▶ **Lectura**:
Su plataforma se llamó Soy porque somos, una de las posibles traducciones
del concepto filosófico africano Ubuntu, y que establece una ética de la
interdependencia; un conjunto de prácticas y valores en los que la condición
humana está justificada y dignificada por su pertenencia a un colectivo, una
comunidad solidaria, un espacio físico para cuidar y una cultura –un lugar
de pensamiento– para reivindicar. En ese concepto estaba sintetizado su
programa, y por ello trató siempre de apartar el foco de ella misma, como
individuo, y de reivindicar el impulso conjunto del cual ella era portavoz
provisional. Nunca habló de “mi candidatura”, sino de “nuestra candidatura”.



Por todo esto se presentó a las primarias del Pacto Histórico —la coalición
de izquierdas— y su resultado fue impresionante. Gustavo Petro ganó, pero
Francia Márquez sacó la segunda votación más alta, y la tercera teniendo en
cuenta las primarias de todas las demás coaliciones. Es decir, se impuso a
casi todas las candidaturas de la ultraderecha y la derecha, a las grandes
fortunas y a hombres que llevaban décadas en política electoral, en los
medios de comunicación y en los círculos del poder. Había muchas presiones
para que Gustavo Petro, el ganador, eligiera a otra persona como su fórmula
vicepresidencial. Pero el resultado de Francia era un mandato claro que él
debía obedecer.

▶ **Datos en bruto**:
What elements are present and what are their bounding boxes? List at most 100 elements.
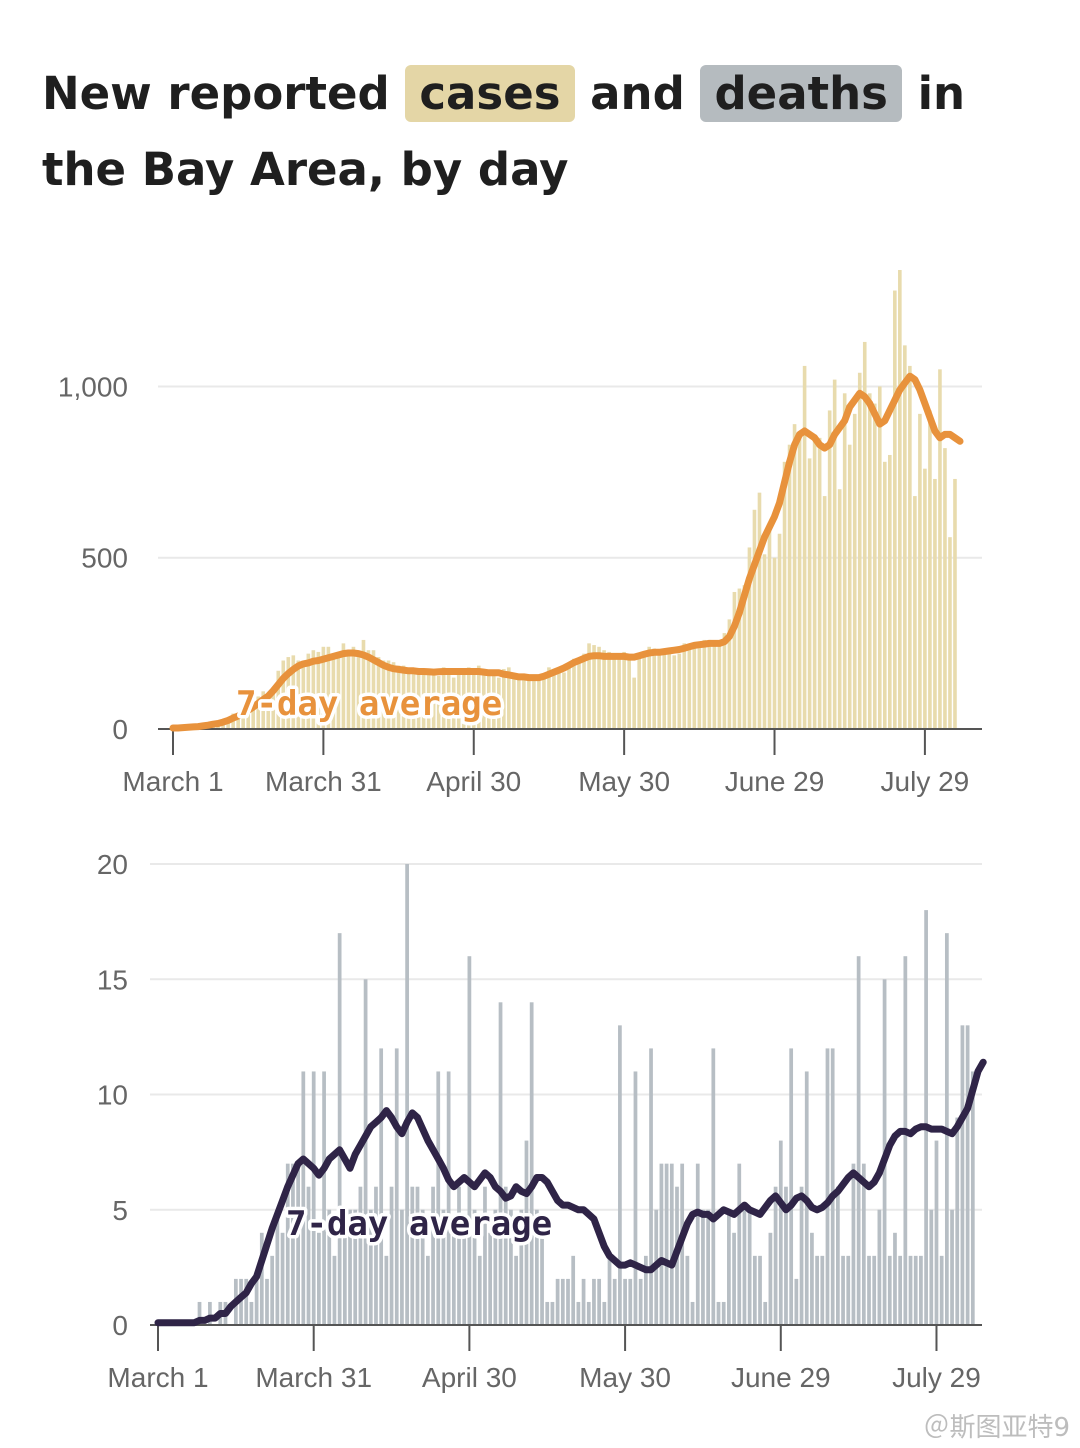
cases-bar <box>486 672 491 729</box>
cases-bar <box>517 675 521 729</box>
cases-bar <box>321 646 326 729</box>
deaths-bar <box>633 1071 638 1325</box>
cases-bar <box>331 653 336 729</box>
deaths-bar <box>426 1255 430 1325</box>
cases-bar <box>787 444 792 729</box>
cases-bar <box>817 437 822 729</box>
cases-bar <box>632 677 636 729</box>
cases-bar <box>492 670 496 729</box>
cases-x-tick-label: May 30 <box>578 766 670 797</box>
cases-bar <box>622 651 626 729</box>
deaths-y-tick-label: 20 <box>97 850 128 880</box>
deaths-bar <box>581 1278 586 1325</box>
deaths-bar <box>799 1186 804 1325</box>
deaths-chart: 0 5 10 15 20 March 1 March 31 April 30 May 30 Jun… <box>97 850 987 1393</box>
deaths-bar <box>836 1186 840 1325</box>
cases-average-label: 7-day average <box>236 684 502 724</box>
cases-bar <box>512 674 516 729</box>
deaths-bar <box>431 1186 435 1325</box>
cases-bar <box>762 554 767 729</box>
deaths-bar <box>436 1071 441 1325</box>
deaths-bar <box>498 1002 503 1325</box>
cases-x-tick-label: March 1 <box>122 766 223 797</box>
deaths-bar <box>514 1255 518 1325</box>
deaths-bar <box>706 1209 710 1325</box>
deaths-bar <box>825 1048 830 1325</box>
cases-bar <box>241 710 245 729</box>
cases-bar <box>862 341 867 729</box>
deaths-bar <box>768 1232 773 1325</box>
cases-bar <box>497 677 501 729</box>
deaths-bar <box>950 1209 954 1325</box>
deaths-x-tick-label: May 30 <box>579 1362 671 1393</box>
cases-bar <box>537 677 541 729</box>
cases-bar <box>276 670 281 729</box>
deaths-bar <box>265 1278 269 1325</box>
cases-bar <box>527 679 531 729</box>
cases-bar <box>852 413 857 729</box>
deaths-bar <box>301 1071 306 1325</box>
cases-bar <box>807 458 812 729</box>
deaths-bar <box>540 1232 544 1325</box>
deaths-bar <box>503 1186 508 1325</box>
deaths-bar <box>384 1255 389 1325</box>
cases-bar <box>366 650 371 729</box>
deaths-bar <box>342 1232 347 1325</box>
cases-bar <box>476 665 481 729</box>
cases-bar <box>286 657 291 729</box>
cases-bar <box>772 557 777 729</box>
deaths-bar <box>794 1278 799 1325</box>
deaths-bar <box>472 1209 477 1325</box>
deaths-bar <box>524 1140 529 1325</box>
cases-bar <box>893 290 897 729</box>
deaths-bar <box>291 1163 295 1325</box>
cases-bar <box>842 393 847 729</box>
deaths-bar <box>410 1186 415 1325</box>
cases-x-tick-label: June 29 <box>725 766 825 797</box>
deaths-bar <box>550 1301 555 1325</box>
cases-bar <box>597 646 601 729</box>
deaths-bar <box>317 1232 321 1325</box>
deaths-x-tick-label: March 31 <box>255 1362 372 1393</box>
cases-bar <box>281 660 286 729</box>
deaths-bar <box>467 956 472 1325</box>
cases-bar <box>737 588 742 729</box>
cases-bar <box>441 667 446 729</box>
deaths-bar <box>348 1209 352 1325</box>
deaths-bar <box>727 1209 731 1325</box>
deaths-bar <box>856 956 861 1325</box>
cases-bar <box>667 650 672 729</box>
deaths-bar <box>893 1232 897 1325</box>
deaths-bar <box>529 1002 534 1325</box>
cases-bar <box>827 410 832 729</box>
deaths-y-tick-label: 5 <box>112 1195 128 1226</box>
deaths-bar <box>280 1232 285 1325</box>
deaths-bar <box>752 1255 757 1325</box>
cases-bar <box>898 270 902 729</box>
deaths-bar <box>560 1278 565 1325</box>
cases-bar <box>867 393 872 729</box>
deaths-bar <box>965 1025 970 1325</box>
cases-bar <box>847 444 852 729</box>
cases-y-tick-label: 500 <box>81 543 128 574</box>
cases-bar <box>532 681 536 729</box>
cases-bar <box>672 655 677 729</box>
cases-bar <box>436 675 441 729</box>
deaths-bar <box>451 1232 456 1325</box>
cases-bar <box>502 669 506 729</box>
deaths-bar <box>254 1278 259 1325</box>
cases-bar <box>356 653 361 729</box>
deaths-bar <box>939 1255 944 1325</box>
deaths-bar <box>913 1255 918 1325</box>
deaths-bar <box>919 1255 923 1325</box>
chart-headline: New reported cases and deaths in the Bay… <box>42 56 1052 208</box>
cases-bar <box>662 653 667 729</box>
deaths-bar <box>758 1255 762 1325</box>
deaths-bar <box>669 1163 674 1325</box>
deaths-bar <box>810 1232 814 1325</box>
cases-bar <box>767 523 772 729</box>
deaths-bar <box>457 1186 461 1325</box>
cases-bar <box>752 509 757 729</box>
cases-bar <box>266 694 271 729</box>
cases-bar <box>306 653 311 729</box>
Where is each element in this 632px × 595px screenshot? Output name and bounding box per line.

▶ **Instrucciones de trabajo**:
A. Reproduce el fragmento de la lectura que va desde "Por todo esto" hasta "debía obedecer.".
B. Según la lectura, ¿en qué lugar quedó Francia Márquez en la votación de las primarias del Pacto Histórico?
Las líneas no tienen relación con la lectura.

▶ **Soluciones**:
A.
Por todo esto se presentó a las primarias del Pacto Histórico —la coalición
de izquierdas— y su resultado fue impresionante. Gustavo Petro ganó, pero
Francia Márquez sacó la segunda votación más alta, y la tercera teniendo en
cuenta las primarias de todas las demás coaliciones. Es decir, se impuso a
casi todas las candidaturas de la ultraderecha y la derecha, a las grandes
fortunas y a hombres que llevaban décadas en política electoral, en los
medios de comunicación y en los círculos del poder. Había muchas presiones
para que Gustavo Petro, el ganador, eligiera a otra persona como su fórmula
vicepresidencial. Pero el resultado de Francia era un mandato claro que él
debía obedecer.

B. Sacó la segunda votación más alta.